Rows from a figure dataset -
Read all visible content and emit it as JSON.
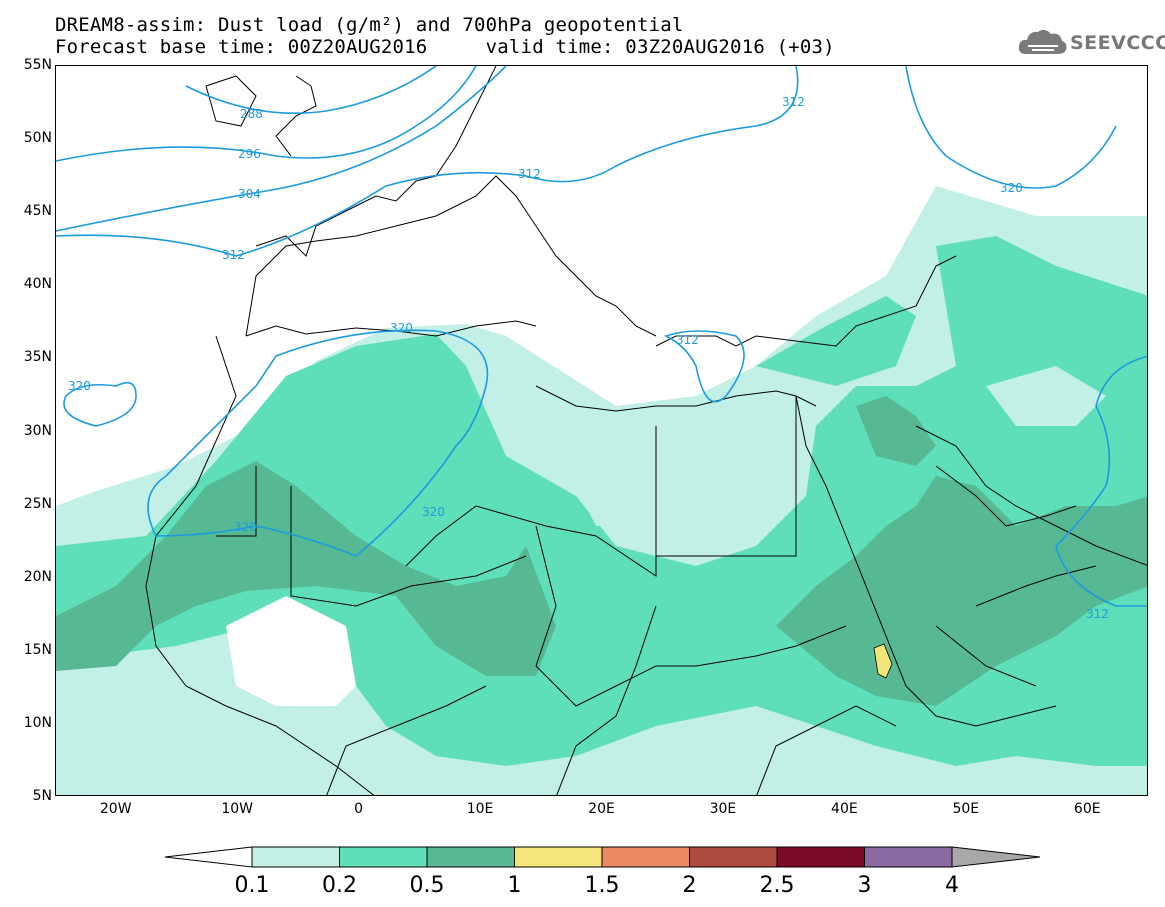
{
  "title": {
    "line1": "DREAM8-assim: Dust load (g/m²) and 700hPa geopotential",
    "line2": "Forecast base time: 00Z20AUG2016     valid time: 03Z20AUG2016 (+03)"
  },
  "logo_text": "SEEVCCC",
  "axes": {
    "lat_labels": [
      "55N",
      "50N",
      "45N",
      "40N",
      "35N",
      "30N",
      "25N",
      "20N",
      "15N",
      "10N",
      "5N"
    ],
    "lon_labels": [
      "20W",
      "10W",
      "0",
      "10E",
      "20E",
      "30E",
      "40E",
      "50E",
      "60E"
    ],
    "lat_range": [
      5,
      55
    ],
    "lon_range": [
      -25,
      65
    ]
  },
  "contour_labels": [
    "288",
    "296",
    "304",
    "312",
    "312",
    "312",
    "312",
    "320",
    "320",
    "320",
    "320",
    "320",
    "312"
  ],
  "colorbar": {
    "levels": [
      "0.1",
      "0.2",
      "0.5",
      "1",
      "1.5",
      "2",
      "2.5",
      "3",
      "4"
    ],
    "colors": [
      "#c2efe6",
      "#5fdfb9",
      "#57b894",
      "#f3e57a",
      "#ea8a64",
      "#ad4b3e",
      "#7c0b2a",
      "#8b6aa3",
      "#a8a8a8"
    ]
  },
  "palette": {
    "contour": "#1c9be0",
    "land_border": "#000000"
  }
}
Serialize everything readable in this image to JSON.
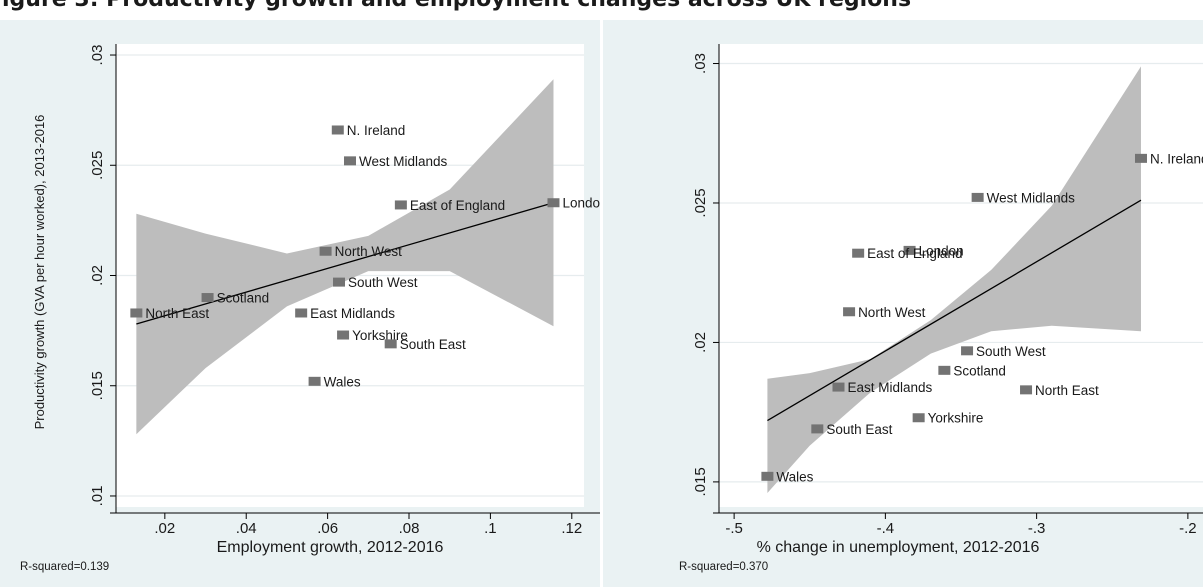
{
  "page": {
    "title": "igure 3: Productivity growth and employment changes across UK regions"
  },
  "colors": {
    "panel_background": "#eaf2f3",
    "plot_background": "#ffffff",
    "ci_band": "#bdbdbd",
    "marker": "#737373",
    "fit_line": "#000000",
    "grid": "#e6ecee",
    "text": "#1a1a1a"
  },
  "chart_data": [
    {
      "type": "scatter",
      "xlabel": "Employment growth, 2012-2016",
      "ylabel": "Productivity growth (GVA per hour worked), 2013-2016",
      "note": "R-squared=0.139",
      "xlim": [
        0.008,
        0.123
      ],
      "ylim": [
        0.0095,
        0.0305
      ],
      "xticks": [
        0.02,
        0.04,
        0.06,
        0.08,
        0.1,
        0.12
      ],
      "xtick_labels": [
        ".02",
        ".04",
        ".06",
        ".08",
        ".1",
        ".12"
      ],
      "yticks": [
        0.01,
        0.015,
        0.02,
        0.025,
        0.03
      ],
      "ytick_labels": [
        ".01",
        ".015",
        ".02",
        ".025",
        ".03"
      ],
      "grid": true,
      "points": [
        {
          "label": "N. Ireland",
          "x": 0.0625,
          "y": 0.0266
        },
        {
          "label": "West Midlands",
          "x": 0.0655,
          "y": 0.0252
        },
        {
          "label": "East of England",
          "x": 0.078,
          "y": 0.0232
        },
        {
          "label": "Londo",
          "x": 0.1155,
          "y": 0.0233
        },
        {
          "label": "North West",
          "x": 0.0595,
          "y": 0.0211
        },
        {
          "label": "South West",
          "x": 0.0628,
          "y": 0.0197
        },
        {
          "label": "Scotland",
          "x": 0.0305,
          "y": 0.019
        },
        {
          "label": "North East",
          "x": 0.013,
          "y": 0.0183
        },
        {
          "label": "East Midlands",
          "x": 0.0535,
          "y": 0.0183
        },
        {
          "label": "Yorkshire",
          "x": 0.0638,
          "y": 0.0173
        },
        {
          "label": "South East",
          "x": 0.0755,
          "y": 0.0169
        },
        {
          "label": "Wales",
          "x": 0.0568,
          "y": 0.0152
        }
      ],
      "fit_line": {
        "x": [
          0.013,
          0.1155
        ],
        "y": [
          0.0178,
          0.0233
        ]
      },
      "ci_band": {
        "x": [
          0.013,
          0.03,
          0.05,
          0.07,
          0.09,
          0.1155
        ],
        "upper": [
          0.0228,
          0.0219,
          0.021,
          0.0218,
          0.0239,
          0.0289
        ],
        "lower": [
          0.0128,
          0.0158,
          0.0186,
          0.0202,
          0.0202,
          0.0177
        ]
      }
    },
    {
      "type": "scatter",
      "xlabel": "% change in unemployment, 2012-2016",
      "ylabel": "",
      "note": "R-squared=0.370",
      "xlim": [
        -0.51,
        -0.19
      ],
      "ylim": [
        0.0141,
        0.0307
      ],
      "xticks": [
        -0.5,
        -0.4,
        -0.3,
        -0.2
      ],
      "xtick_labels": [
        "-.5",
        "-.4",
        "-.3",
        "-.2"
      ],
      "yticks": [
        0.015,
        0.02,
        0.025,
        0.03
      ],
      "ytick_labels": [
        ".015",
        ".02",
        ".025",
        ".03"
      ],
      "grid": true,
      "points": [
        {
          "label": "N. Ireland",
          "x": -0.231,
          "y": 0.0266
        },
        {
          "label": "West Midlands",
          "x": -0.339,
          "y": 0.0252
        },
        {
          "label": "London",
          "x": -0.384,
          "y": 0.0233
        },
        {
          "label": "East of England",
          "x": -0.418,
          "y": 0.0232
        },
        {
          "label": "North West",
          "x": -0.424,
          "y": 0.0211
        },
        {
          "label": "South West",
          "x": -0.346,
          "y": 0.0197
        },
        {
          "label": "Scotland",
          "x": -0.361,
          "y": 0.019
        },
        {
          "label": "East Midlands",
          "x": -0.431,
          "y": 0.0184
        },
        {
          "label": "North East",
          "x": -0.307,
          "y": 0.0183
        },
        {
          "label": "Yorkshire",
          "x": -0.378,
          "y": 0.0173
        },
        {
          "label": "South East",
          "x": -0.445,
          "y": 0.0169
        },
        {
          "label": "Wales",
          "x": -0.478,
          "y": 0.0152
        }
      ],
      "fit_line": {
        "x": [
          -0.478,
          -0.231
        ],
        "y": [
          0.0172,
          0.0251
        ]
      },
      "ci_band": {
        "x": [
          -0.478,
          -0.45,
          -0.41,
          -0.37,
          -0.33,
          -0.29,
          -0.231
        ],
        "upper": [
          0.0187,
          0.0189,
          0.0194,
          0.0208,
          0.0226,
          0.0249,
          0.0299
        ],
        "lower": [
          0.0146,
          0.0163,
          0.0182,
          0.0196,
          0.0204,
          0.0206,
          0.0204
        ]
      }
    }
  ]
}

Goal of the exercise - Pull out every line of the records above that contains the word "Productivity".

Result of this exercise -
    "title": "igure 3: Productivity growth and employment changes across UK regions"
      "ylabel": "Productivity growth (GVA per hour worked), 2013-2016",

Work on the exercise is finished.